Data entries:
####

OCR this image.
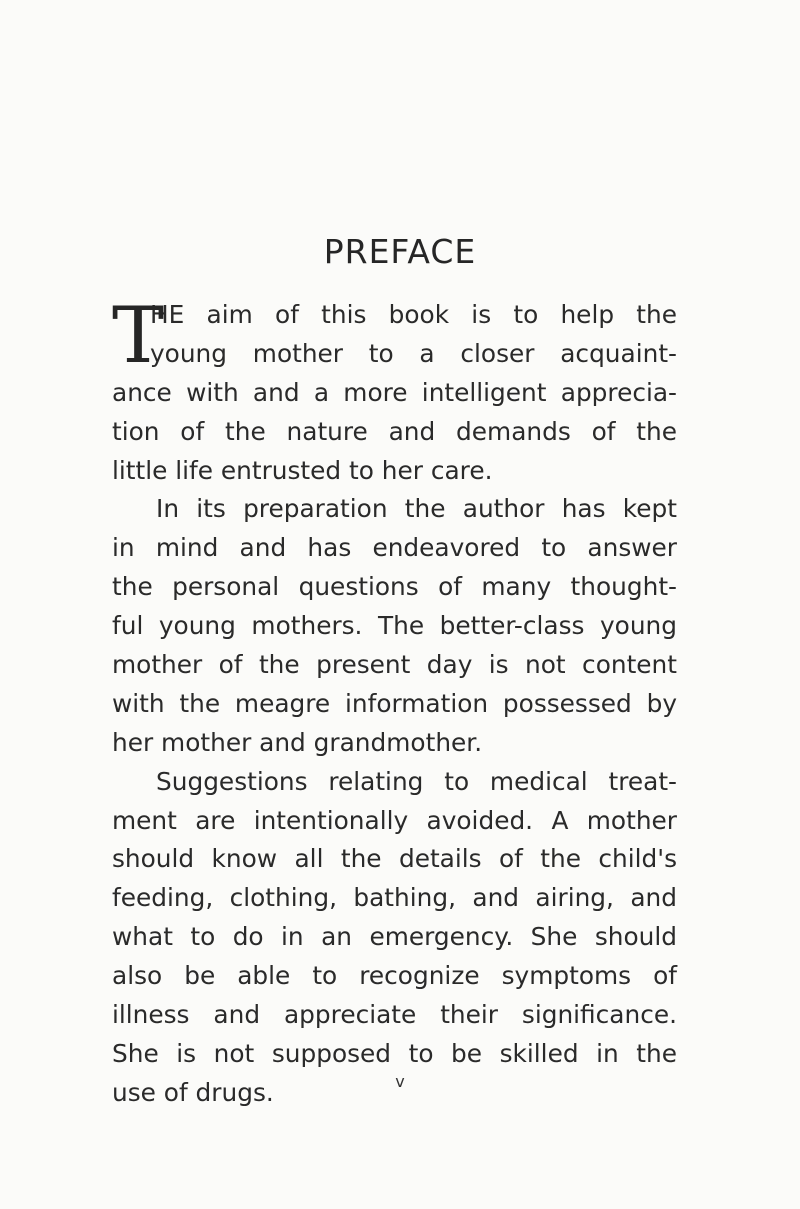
PREFACE
T
HE aim of this book is to help the
young mother to a closer acquaint-
ance with and a more intelligent apprecia-
tion of the nature and demands of the
little life entrusted to her care.
In its preparation the author has kept
in mind and has endeavored to answer
the personal questions of many thought-
ful young mothers. The better-class young
mother of the present day is not content
with the meagre information possessed by
her mother and grandmother.
Suggestions relating to medical treat-
ment are intentionally avoided. A mother
should know all the details of the child's
feeding, clothing, bathing, and airing, and
what to do in an emergency. She should
also be able to recognize symptoms of
illness and appreciate their significance.
She is not supposed to be skilled in the
use of drugs.	v
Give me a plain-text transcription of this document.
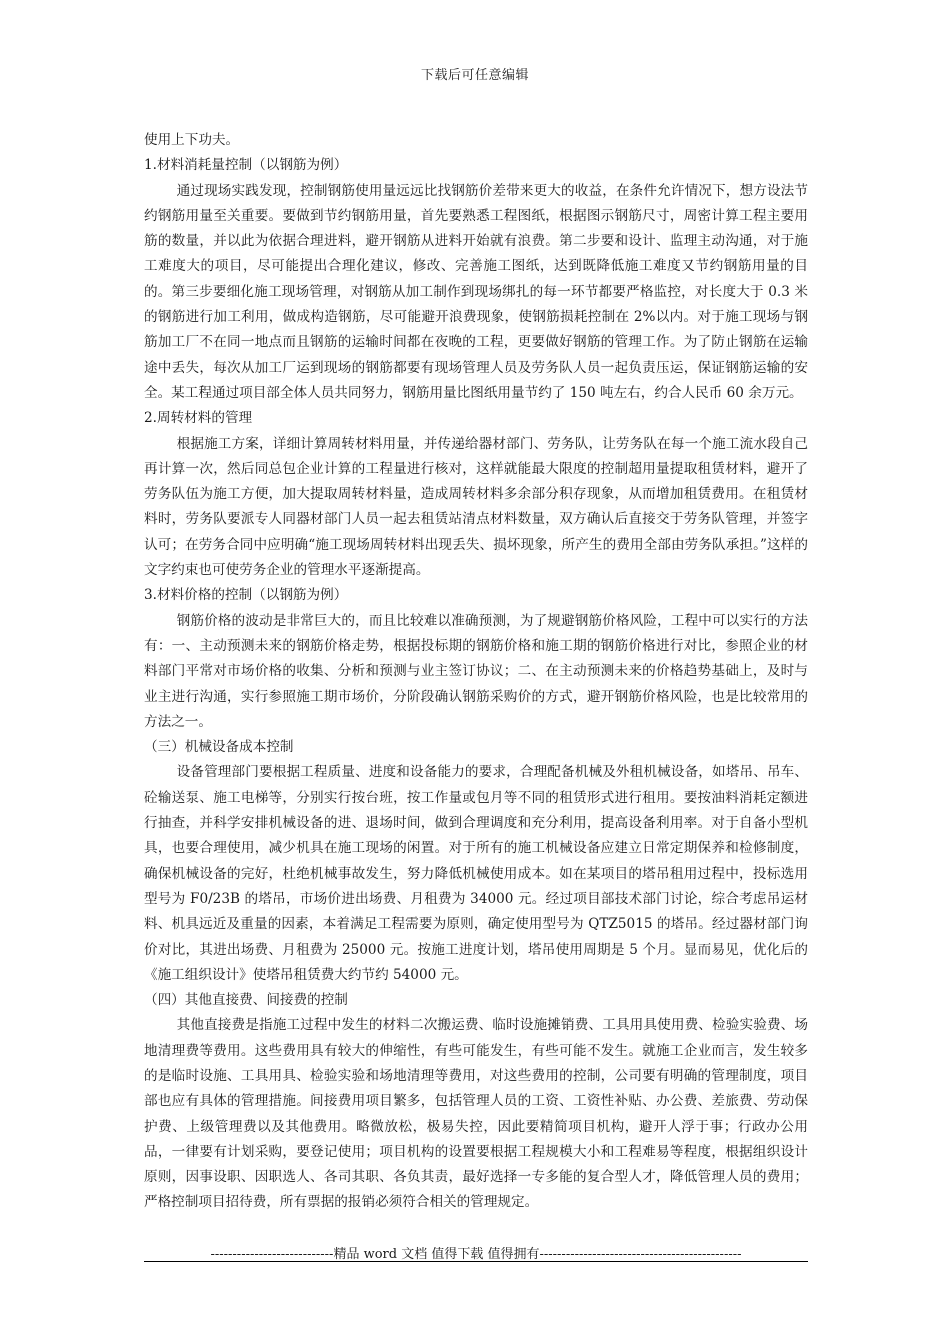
下载后可任意编辑

使用上下功夫。

1.材料消耗量控制（以钢筋为例）

通过现场实践发现，控制钢筋使用量远远比找钢筋价差带来更大的收益，在条件允许情况下，想方设法节约钢筋用量至关重要。要做到节约钢筋用量，首先要熟悉工程图纸，根据图示钢筋尺寸，周密计算工程主要用筋的数量，并以此为依据合理进料，避开钢筋从进料开始就有浪费。第二步要和设计、监理主动沟通，对于施工难度大的项目，尽可能提出合理化建议，修改、完善施工图纸，达到既降低施工难度又节约钢筋用量的目的。第三步要细化施工现场管理，对钢筋从加工制作到现场绑扎的每一环节都要严格监控，对长度大于 0.3 米的钢筋进行加工利用，做成构造钢筋，尽可能避开浪费现象，使钢筋损耗控制在 2%以内。对于施工现场与钢筋加工厂不在同一地点而且钢筋的运输时间都在夜晚的工程，更要做好钢筋的管理工作。为了防止钢筋在运输途中丢失，每次从加工厂运到现场的钢筋都要有现场管理人员及劳务队人员一起负责压运，保证钢筋运输的安全。某工程通过项目部全体人员共同努力，钢筋用量比图纸用量节约了 150 吨左右，约合人民币 60 余万元。

2.周转材料的管理

根据施工方案，详细计算周转材料用量，并传递给器材部门、劳务队，让劳务队在每一个施工流水段自己再计算一次，然后同总包企业计算的工程量进行核对，这样就能最大限度的控制超用量提取租赁材料，避开了劳务队伍为施工方便，加大提取周转材料量，造成周转材料多余部分积存现象，从而增加租赁费用。在租赁材料时，劳务队要派专人同器材部门人员一起去租赁站清点材料数量，双方确认后直接交于劳务队管理，并签字认可；在劳务合同中应明确“施工现场周转材料出现丢失、损坏现象，所产生的费用全部由劳务队承担。”这样的文字约束也可使劳务企业的管理水平逐渐提高。

3.材料价格的控制（以钢筋为例）

钢筋价格的波动是非常巨大的，而且比较难以准确预测，为了规避钢筋价格风险，工程中可以实行的方法有：一、主动预测未来的钢筋价格走势，根据投标期的钢筋价格和施工期的钢筋价格进行对比，参照企业的材料部门平常对市场价格的收集、分析和预测与业主签订协议；二、在主动预测未来的价格趋势基础上，及时与业主进行沟通，实行参照施工期市场价，分阶段确认钢筋采购价的方式，避开钢筋价格风险，也是比较常用的方法之一。

（三）机械设备成本控制

设备管理部门要根据工程质量、进度和设备能力的要求，合理配备机械及外租机械设备，如塔吊、吊车、砼输送泵、施工电梯等，分别实行按台班，按工作量或包月等不同的租赁形式进行租用。要按油料消耗定额进行抽查，并科学安排机械设备的进、退场时间，做到合理调度和充分利用，提高设备利用率。对于自备小型机具，也要合理使用，减少机具在施工现场的闲置。对于所有的施工机械设备应建立日常定期保养和检修制度，确保机械设备的完好，杜绝机械事故发生，努力降低机械使用成本。如在某项目的塔吊租用过程中，投标选用型号为 F0/23B 的塔吊，市场价进出场费、月租费为 34000 元。经过项目部技术部门讨论，综合考虑吊运材料、机具远近及重量的因素，本着满足工程需要为原则，确定使用型号为 QTZ5015 的塔吊。经过器材部门询价对比，其进出场费、月租费为 25000 元。按施工进度计划，塔吊使用周期是 5 个月。显而易见，优化后的《施工组织设计》使塔吊租赁费大约节约 54000 元。

（四）其他直接费、间接费的控制

其他直接费是指施工过程中发生的材料二次搬运费、临时设施摊销费、工具用具使用费、检验实验费、场地清理费等费用。这些费用具有较大的伸缩性，有些可能发生，有些可能不发生。就施工企业而言，发生较多的是临时设施、工具用具、检验实验和场地清理等费用，对这些费用的控制，公司要有明确的管理制度，项目部也应有具体的管理措施。间接费用项目繁多，包括管理人员的工资、工资性补贴、办公费、差旅费、劳动保护费、上级管理费以及其他费用。略微放松，极易失控，因此要精简项目机构，避开人浮于事；行政办公用品，一律要有计划采购，要登记使用；项目机构的设置要根据工程规模大小和工程难易等程度，根据组织设计原则，因事设职、因职选人、各司其职、各负其责，最好选择一专多能的复合型人才，降低管理人员的费用；严格控制项目招待费，所有票据的报销必须符合相关的管理规定。

----------------------------精品 word 文档 值得下载 值得拥有----------------------------------------------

####

Tell how many lines of the data include the word "young", and nothing else.

2